- [Task to complete]
Extract all lines containing "Осоавиахима".

## begin

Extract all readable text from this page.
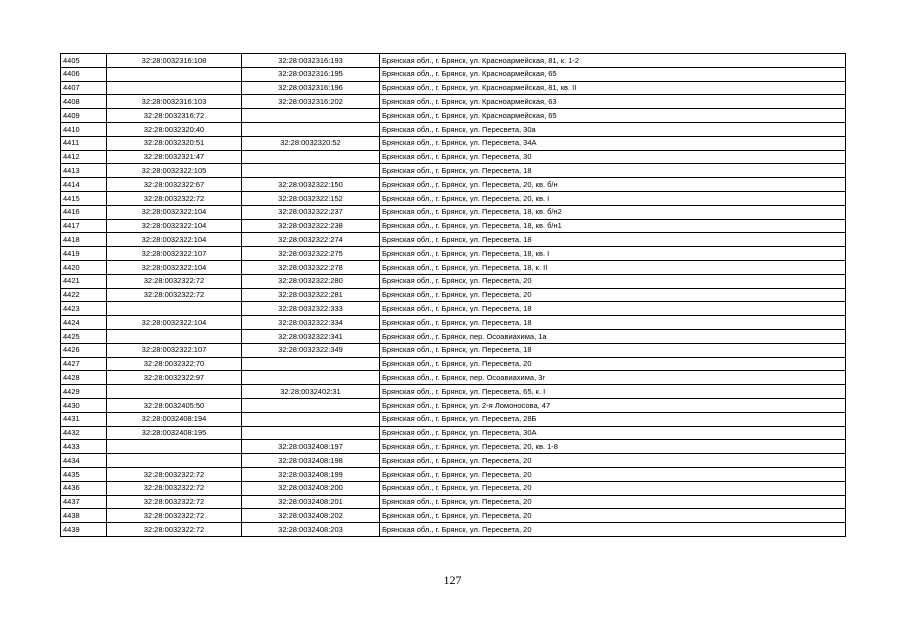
4405	32:28:0032316:108	32:28:0032316:193	Брянская обл., г. Брянск, ул. Красноармейская, 81, к. 1-2
4406		32:28:0032316:195	Брянская обл., г. Брянск, ул. Красноармейская, 65
4407		32:28:0032316:196	Брянская обл., г. Брянск, ул. Красноармейская, 81, кв. II
4408	32:28:0032316:103	32:28:0032316:202	Брянская обл., г. Брянск, ул. Красноармейская, 63
4409	32:28:0032316:72		Брянская обл., г. Брянск, ул. Красноармейская, 65
4410	32:28:0032320:40		Брянская обл., г. Брянск, ул. Пересвета, 30а
4411	32:28:0032320:51	32:28:0032320:52	Брянская обл., г. Брянск, ул. Пересвета, 34А
4412	32:28:0032321:47		Брянская обл., г. Брянск, ул. Пересвета, 30
4413	32:28:0032322:105		Брянская обл., г. Брянск, ул. Пересвета, 18
4414	32:28:0032322:67	32:28:0032322:150	Брянская обл., г. Брянск, ул. Пересвета, 20, кв. б/н
4415	32:28:0032322:72	32:28:0032322:152	Брянская обл., г. Брянск, ул. Пересвета, 20, кв. I
4416	32:28:0032322:104	32:28:0032322:237	Брянская обл., г. Брянск, ул. Пересвета, 18, кв. б/н2
4417	32:28:0032322:104	32:28:0032322:238	Брянская обл., г. Брянск, ул. Пересвета, 18, кв. б/н1
4418	32:28:0032322:104	32:28:0032322:274	Брянская обл., г. Брянск, ул. Пересвета, 18
4419	32:28:0032322:107	32:28:0032322:275	Брянская обл., г. Брянск, ул. Пересвета, 18, кв. I
4420	32:28:0032322:104	32:28:0032322:278	Брянская обл., г. Брянск, ул. Пересвета, 18, к. II
4421	32:28:0032322:72	32:28:0032322:280	Брянская обл., г. Брянск, ул. Пересвета, 20
4422	32:28:0032322:72	32:28:0032322:281	Брянская обл., г. Брянск, ул. Пересвета, 20
4423		32:28:0032322:333	Брянская обл., г. Брянск, ул. Пересвета, 18
4424	32:28:0032322:104	32:28:0032322:334	Брянская обл., г. Брянск, ул. Пересвета, 18
4425		32:28:0032322:341	Брянская обл., г. Брянск, пер. Осоавиахима, 1а
4426	32:28:0032322:107	32:28:0032322:349	Брянская обл., г. Брянск, ул. Пересвета, 18
4427	32:28:0032322:70		Брянская обл., г. Брянск, ул. Пересвета, 20
4428	32:28:0032322:97		Брянская обл., г. Брянск, пер. Осоавиахима, 3г
4429		32:28:0032402:31	Брянская обл., г. Брянск, ул. Пересвета, 65, к. I
4430	32:28:0032405:50		Брянская обл., г. Брянск, ул. 2-я Ломоносова, 47
4431	32:28:0032408:194		Брянская обл., г. Брянск, ул. Пересвета, 28Б
4432	32:28:0032408:195		Брянская обл., г. Брянск, ул. Пересвета, 30А
4433		32:28:0032408:197	Брянская обл., г. Брянск, ул. Пересвета, 20, кв. 1-8
4434		32:28:0032408:198	Брянская обл., г. Брянск, ул. Пересвета, 20
4435	32:28:0032322:72	32:28:0032408:199	Брянская обл., г. Брянск, ул. Пересвета, 20
4436	32:28:0032322:72	32:28:0032408:200	Брянская обл., г. Брянск, ул. Пересвета, 20
4437	32:28:0032322:72	32:28:0032408:201	Брянская обл., г. Брянск, ул. Пересвета, 20
4438	32:28:0032322:72	32:28:0032408:202	Брянская обл., г. Брянск, ул. Пересвета, 20
4439	32:28:0032322:72	32:28:0032408:203	Брянская обл., г. Брянск, ул. Пересвета, 20
127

## end

- [Worked solution]
4425		32:28:0032322:341	Брянская обл., г. Брянск, пер. Осоавиахима, 1а
4428	32:28:0032322:97		Брянская обл., г. Брянск, пер. Осоавиахима, 3г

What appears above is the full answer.